Set task - Return the listing below in full, with every line exactly as it is.

-- begin Raw records --

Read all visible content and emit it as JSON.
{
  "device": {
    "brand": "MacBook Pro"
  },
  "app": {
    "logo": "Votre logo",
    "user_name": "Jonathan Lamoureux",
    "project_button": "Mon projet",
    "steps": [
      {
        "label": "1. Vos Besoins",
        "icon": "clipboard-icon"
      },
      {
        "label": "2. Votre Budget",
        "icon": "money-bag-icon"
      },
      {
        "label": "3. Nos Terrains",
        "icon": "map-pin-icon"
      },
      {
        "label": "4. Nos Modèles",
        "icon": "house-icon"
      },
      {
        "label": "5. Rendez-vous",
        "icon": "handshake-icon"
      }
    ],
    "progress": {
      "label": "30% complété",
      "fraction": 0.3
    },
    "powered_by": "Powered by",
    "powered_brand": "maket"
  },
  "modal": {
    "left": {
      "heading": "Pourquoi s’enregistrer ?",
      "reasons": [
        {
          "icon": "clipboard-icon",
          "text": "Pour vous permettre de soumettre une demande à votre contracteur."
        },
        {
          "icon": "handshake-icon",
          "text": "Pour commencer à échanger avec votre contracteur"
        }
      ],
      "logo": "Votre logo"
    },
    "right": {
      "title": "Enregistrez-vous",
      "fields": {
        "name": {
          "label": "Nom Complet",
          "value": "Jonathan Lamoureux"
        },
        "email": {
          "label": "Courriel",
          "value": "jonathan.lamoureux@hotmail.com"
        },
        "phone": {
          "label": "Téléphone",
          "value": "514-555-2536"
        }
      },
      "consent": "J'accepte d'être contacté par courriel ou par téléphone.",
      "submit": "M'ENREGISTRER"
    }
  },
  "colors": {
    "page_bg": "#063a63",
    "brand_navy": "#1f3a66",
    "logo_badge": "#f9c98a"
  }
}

-- end Raw records --

Problem solution -
Read all visible content and emit it as JSON.
{
  "device": {
    "brand": "MacBook Pro"
  },
  "app": {
    "logo": "Votre logo",
    "user_name": "Jonathan Lamoureux",
    "project_button": "Mon projet",
    "steps": [
      {
        "label": "1. Vos Besoins",
        "icon": "clipboard-icon"
      },
      {
        "label": "2. Votre Budget",
        "icon": "money-bag-icon"
      },
      {
        "label": "3. Nos Terrains",
        "icon": "map-pin-icon"
      },
      {
        "label": "4. Nos Modèles",
        "icon": "house-icon"
      },
      {
        "label": "5. Rendez-vous",
        "icon": "handshake-icon"
      }
    ],
    "progress": {
      "label": "30% complété",
      "fraction": 0.3
    },
    "powered_by": "Powered by",
    "powered_brand": "maket"
  },
  "modal": {
    "left": {
      "heading": "Pourquoi s’enregistrer ?",
      "reasons": [
        {
          "icon": "clipboard-icon",
          "text": "Pour vous permettre de soumettre une demande à votre contracteur."
        },
        {
          "icon": "handshake-icon",
          "text": "Pour commencer à échanger avec votre contracteur"
        }
      ],
      "logo": "Votre logo"
    },
    "right": {
      "title": "Enregistrez-vous",
      "fields": {
        "name": {
          "label": "Nom Complet",
          "value": "Jonathan Lamoureux"
        },
        "email": {
          "label": "Courriel",
          "value": "jonathan.lamoureux@hotmail.com"
        },
        "phone": {
          "label": "Téléphone",
          "value": "514-555-2536"
        }
      },
      "consent": "J'accepte d'être contacté par courriel ou par téléphone.",
      "submit": "M'ENREGISTRER"
    }
  },
  "colors": {
    "page_bg": "#063a63",
    "brand_navy": "#1f3a66",
    "logo_badge": "#f9c98a"
  }
}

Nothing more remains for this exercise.